## BEGIN Data entries

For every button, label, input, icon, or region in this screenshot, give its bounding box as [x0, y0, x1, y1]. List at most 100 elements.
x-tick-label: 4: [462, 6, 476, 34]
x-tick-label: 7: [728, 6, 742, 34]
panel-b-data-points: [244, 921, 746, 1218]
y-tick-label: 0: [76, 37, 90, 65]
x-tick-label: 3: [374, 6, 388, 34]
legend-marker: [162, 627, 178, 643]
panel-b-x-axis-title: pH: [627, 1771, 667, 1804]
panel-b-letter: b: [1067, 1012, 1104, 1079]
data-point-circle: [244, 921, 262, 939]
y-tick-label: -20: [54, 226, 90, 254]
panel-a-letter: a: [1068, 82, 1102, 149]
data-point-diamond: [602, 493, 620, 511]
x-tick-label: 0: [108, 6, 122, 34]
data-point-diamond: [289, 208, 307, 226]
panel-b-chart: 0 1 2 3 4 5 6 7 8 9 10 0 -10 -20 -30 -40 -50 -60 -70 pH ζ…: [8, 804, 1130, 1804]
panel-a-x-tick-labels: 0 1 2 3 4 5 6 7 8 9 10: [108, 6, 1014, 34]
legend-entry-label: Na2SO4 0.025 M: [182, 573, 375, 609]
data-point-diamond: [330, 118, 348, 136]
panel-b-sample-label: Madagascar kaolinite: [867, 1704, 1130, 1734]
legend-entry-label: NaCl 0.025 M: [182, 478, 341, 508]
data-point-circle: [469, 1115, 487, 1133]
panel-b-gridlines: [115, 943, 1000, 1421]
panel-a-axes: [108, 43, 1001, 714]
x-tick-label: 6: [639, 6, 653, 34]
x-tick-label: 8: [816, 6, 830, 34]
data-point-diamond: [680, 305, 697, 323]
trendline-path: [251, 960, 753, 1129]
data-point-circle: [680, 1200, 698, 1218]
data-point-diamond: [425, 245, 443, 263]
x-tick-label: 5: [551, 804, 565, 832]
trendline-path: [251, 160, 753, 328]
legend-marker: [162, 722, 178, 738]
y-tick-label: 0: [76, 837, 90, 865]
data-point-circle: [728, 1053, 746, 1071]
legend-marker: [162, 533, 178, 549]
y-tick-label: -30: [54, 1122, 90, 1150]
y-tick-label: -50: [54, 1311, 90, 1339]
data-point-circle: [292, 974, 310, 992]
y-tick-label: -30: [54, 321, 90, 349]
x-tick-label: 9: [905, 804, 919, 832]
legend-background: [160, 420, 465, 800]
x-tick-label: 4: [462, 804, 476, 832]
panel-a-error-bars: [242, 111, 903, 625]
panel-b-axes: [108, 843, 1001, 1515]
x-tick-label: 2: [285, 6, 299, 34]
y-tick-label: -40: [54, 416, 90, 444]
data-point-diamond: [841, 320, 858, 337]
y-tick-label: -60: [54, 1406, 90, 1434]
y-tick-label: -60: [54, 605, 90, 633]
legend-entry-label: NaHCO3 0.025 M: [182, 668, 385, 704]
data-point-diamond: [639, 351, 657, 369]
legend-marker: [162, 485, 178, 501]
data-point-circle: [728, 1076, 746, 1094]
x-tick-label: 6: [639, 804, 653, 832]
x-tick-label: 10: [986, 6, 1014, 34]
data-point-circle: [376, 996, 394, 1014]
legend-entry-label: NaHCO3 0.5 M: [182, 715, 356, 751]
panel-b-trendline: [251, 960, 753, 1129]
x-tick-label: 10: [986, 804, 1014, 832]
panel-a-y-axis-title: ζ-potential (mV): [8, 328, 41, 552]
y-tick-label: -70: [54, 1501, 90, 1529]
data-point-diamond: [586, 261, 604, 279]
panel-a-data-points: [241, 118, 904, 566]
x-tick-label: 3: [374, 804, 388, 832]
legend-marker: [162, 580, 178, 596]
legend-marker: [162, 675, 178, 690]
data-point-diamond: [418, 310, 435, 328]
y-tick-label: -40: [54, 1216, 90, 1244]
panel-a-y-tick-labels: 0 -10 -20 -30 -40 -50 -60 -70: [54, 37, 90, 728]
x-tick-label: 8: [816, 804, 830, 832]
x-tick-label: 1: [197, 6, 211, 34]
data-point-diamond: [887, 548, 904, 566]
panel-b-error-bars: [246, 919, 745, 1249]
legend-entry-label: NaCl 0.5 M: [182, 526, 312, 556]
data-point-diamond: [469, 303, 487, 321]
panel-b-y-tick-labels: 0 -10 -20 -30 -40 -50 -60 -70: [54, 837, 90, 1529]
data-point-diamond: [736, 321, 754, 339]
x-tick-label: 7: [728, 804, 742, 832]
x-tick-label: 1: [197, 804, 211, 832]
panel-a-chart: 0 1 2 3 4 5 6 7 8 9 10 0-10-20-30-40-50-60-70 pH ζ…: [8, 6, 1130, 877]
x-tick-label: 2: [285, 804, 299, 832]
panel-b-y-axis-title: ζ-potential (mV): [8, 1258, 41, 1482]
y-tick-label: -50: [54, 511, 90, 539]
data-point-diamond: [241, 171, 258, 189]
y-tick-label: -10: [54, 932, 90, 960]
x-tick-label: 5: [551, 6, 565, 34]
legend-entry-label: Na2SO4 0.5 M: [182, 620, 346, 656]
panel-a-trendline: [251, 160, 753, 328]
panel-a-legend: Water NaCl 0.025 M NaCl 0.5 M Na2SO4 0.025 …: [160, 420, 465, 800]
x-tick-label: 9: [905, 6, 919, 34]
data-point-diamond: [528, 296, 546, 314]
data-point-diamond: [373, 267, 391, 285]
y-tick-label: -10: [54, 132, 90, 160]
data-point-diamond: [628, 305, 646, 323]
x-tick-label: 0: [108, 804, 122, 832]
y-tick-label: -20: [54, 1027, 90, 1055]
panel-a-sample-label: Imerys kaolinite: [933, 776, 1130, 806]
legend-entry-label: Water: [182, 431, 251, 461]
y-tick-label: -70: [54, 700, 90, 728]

## END Data entries

Copy every line of the items above without any changes.

- Solution
For every button, label, input, icon, or region in this screenshot, give its bounding box as [x0, y0, x1, y1]. List at most 100 elements.
x-tick-label: 4: [462, 6, 476, 34]
x-tick-label: 7: [728, 6, 742, 34]
panel-b-data-points: [244, 921, 746, 1218]
y-tick-label: 0: [76, 37, 90, 65]
x-tick-label: 3: [374, 6, 388, 34]
legend-marker: [162, 627, 178, 643]
panel-b-x-axis-title: pH: [627, 1771, 667, 1804]
panel-b-letter: b: [1067, 1012, 1104, 1079]
data-point-circle: [244, 921, 262, 939]
y-tick-label: -20: [54, 226, 90, 254]
panel-a-letter: a: [1068, 82, 1102, 149]
data-point-diamond: [602, 493, 620, 511]
x-tick-label: 0: [108, 6, 122, 34]
data-point-diamond: [289, 208, 307, 226]
panel-b-chart: 0 1 2 3 4 5 6 7 8 9 10 0 -10 -20 -30 -40 -50 -60 -70 pH ζ…: [8, 804, 1130, 1804]
panel-a-x-tick-labels: 0 1 2 3 4 5 6 7 8 9 10: [108, 6, 1014, 34]
legend-entry-label: Na2SO4 0.025 M: [182, 573, 375, 609]
data-point-diamond: [330, 118, 348, 136]
panel-b-sample-label: Madagascar kaolinite: [867, 1704, 1130, 1734]
legend-entry-label: NaCl 0.025 M: [182, 478, 341, 508]
data-point-circle: [469, 1115, 487, 1133]
panel-b-gridlines: [115, 943, 1000, 1421]
panel-a-axes: [108, 43, 1001, 714]
x-tick-label: 6: [639, 6, 653, 34]
x-tick-label: 8: [816, 6, 830, 34]
data-point-diamond: [680, 305, 697, 323]
trendline-path: [251, 960, 753, 1129]
data-point-circle: [680, 1200, 698, 1218]
data-point-diamond: [425, 245, 443, 263]
x-tick-label: 5: [551, 804, 565, 832]
trendline-path: [251, 160, 753, 328]
legend-marker: [162, 722, 178, 738]
y-tick-label: 0: [76, 837, 90, 865]
data-point-circle: [728, 1053, 746, 1071]
legend-marker: [162, 533, 178, 549]
y-tick-label: -30: [54, 1122, 90, 1150]
y-tick-label: -50: [54, 1311, 90, 1339]
data-point-circle: [292, 974, 310, 992]
y-tick-label: -30: [54, 321, 90, 349]
x-tick-label: 9: [905, 804, 919, 832]
legend-background: [160, 420, 465, 800]
x-tick-label: 4: [462, 804, 476, 832]
panel-a-error-bars: [242, 111, 903, 625]
panel-b-axes: [108, 843, 1001, 1515]
x-tick-label: 2: [285, 6, 299, 34]
y-tick-label: -40: [54, 416, 90, 444]
data-point-diamond: [841, 320, 858, 337]
y-tick-label: -60: [54, 1406, 90, 1434]
y-tick-label: -60: [54, 605, 90, 633]
legend-entry-label: NaHCO3 0.025 M: [182, 668, 385, 704]
data-point-diamond: [639, 351, 657, 369]
legend-marker: [162, 485, 178, 501]
data-point-circle: [728, 1076, 746, 1094]
x-tick-label: 6: [639, 804, 653, 832]
x-tick-label: 10: [986, 6, 1014, 34]
data-point-circle: [376, 996, 394, 1014]
legend-entry-label: NaHCO3 0.5 M: [182, 715, 356, 751]
panel-b-trendline: [251, 960, 753, 1129]
x-tick-label: 10: [986, 804, 1014, 832]
panel-a-y-axis-title: ζ-potential (mV): [8, 328, 41, 552]
y-tick-label: -70: [54, 1501, 90, 1529]
data-point-diamond: [586, 261, 604, 279]
panel-a-data-points: [241, 118, 904, 566]
x-tick-label: 3: [374, 804, 388, 832]
legend-marker: [162, 580, 178, 596]
legend-marker: [162, 675, 178, 690]
data-point-diamond: [418, 310, 435, 328]
y-tick-label: -40: [54, 1216, 90, 1244]
panel-a-y-tick-labels: 0 -10 -20 -30 -40 -50 -60 -70: [54, 37, 90, 728]
x-tick-label: 8: [816, 804, 830, 832]
x-tick-label: 1: [197, 6, 211, 34]
data-point-diamond: [887, 548, 904, 566]
panel-b-error-bars: [246, 919, 745, 1249]
legend-entry-label: NaCl 0.5 M: [182, 526, 312, 556]
data-point-diamond: [469, 303, 487, 321]
panel-b-y-tick-labels: 0 -10 -20 -30 -40 -50 -60 -70: [54, 837, 90, 1529]
data-point-diamond: [736, 321, 754, 339]
x-tick-label: 7: [728, 804, 742, 832]
x-tick-label: 1: [197, 804, 211, 832]
panel-a-chart: 0 1 2 3 4 5 6 7 8 9 10 0-10-20-30-40-50-60-70 pH ζ…: [8, 6, 1130, 877]
x-tick-label: 2: [285, 804, 299, 832]
panel-b-y-axis-title: ζ-potential (mV): [8, 1258, 41, 1482]
y-tick-label: -50: [54, 511, 90, 539]
data-point-diamond: [241, 171, 258, 189]
y-tick-label: -10: [54, 932, 90, 960]
x-tick-label: 5: [551, 6, 565, 34]
legend-entry-label: Na2SO4 0.5 M: [182, 620, 346, 656]
panel-a-trendline: [251, 160, 753, 328]
panel-a-legend: Water NaCl 0.025 M NaCl 0.5 M Na2SO4 0.025 …: [160, 420, 465, 800]
x-tick-label: 9: [905, 6, 919, 34]
data-point-diamond: [528, 296, 546, 314]
data-point-diamond: [373, 267, 391, 285]
y-tick-label: -10: [54, 132, 90, 160]
data-point-diamond: [628, 305, 646, 323]
x-tick-label: 0: [108, 804, 122, 832]
y-tick-label: -20: [54, 1027, 90, 1055]
panel-a-sample-label: Imerys kaolinite: [933, 776, 1130, 806]
legend-entry-label: Water: [182, 431, 251, 461]
y-tick-label: -70: [54, 700, 90, 728]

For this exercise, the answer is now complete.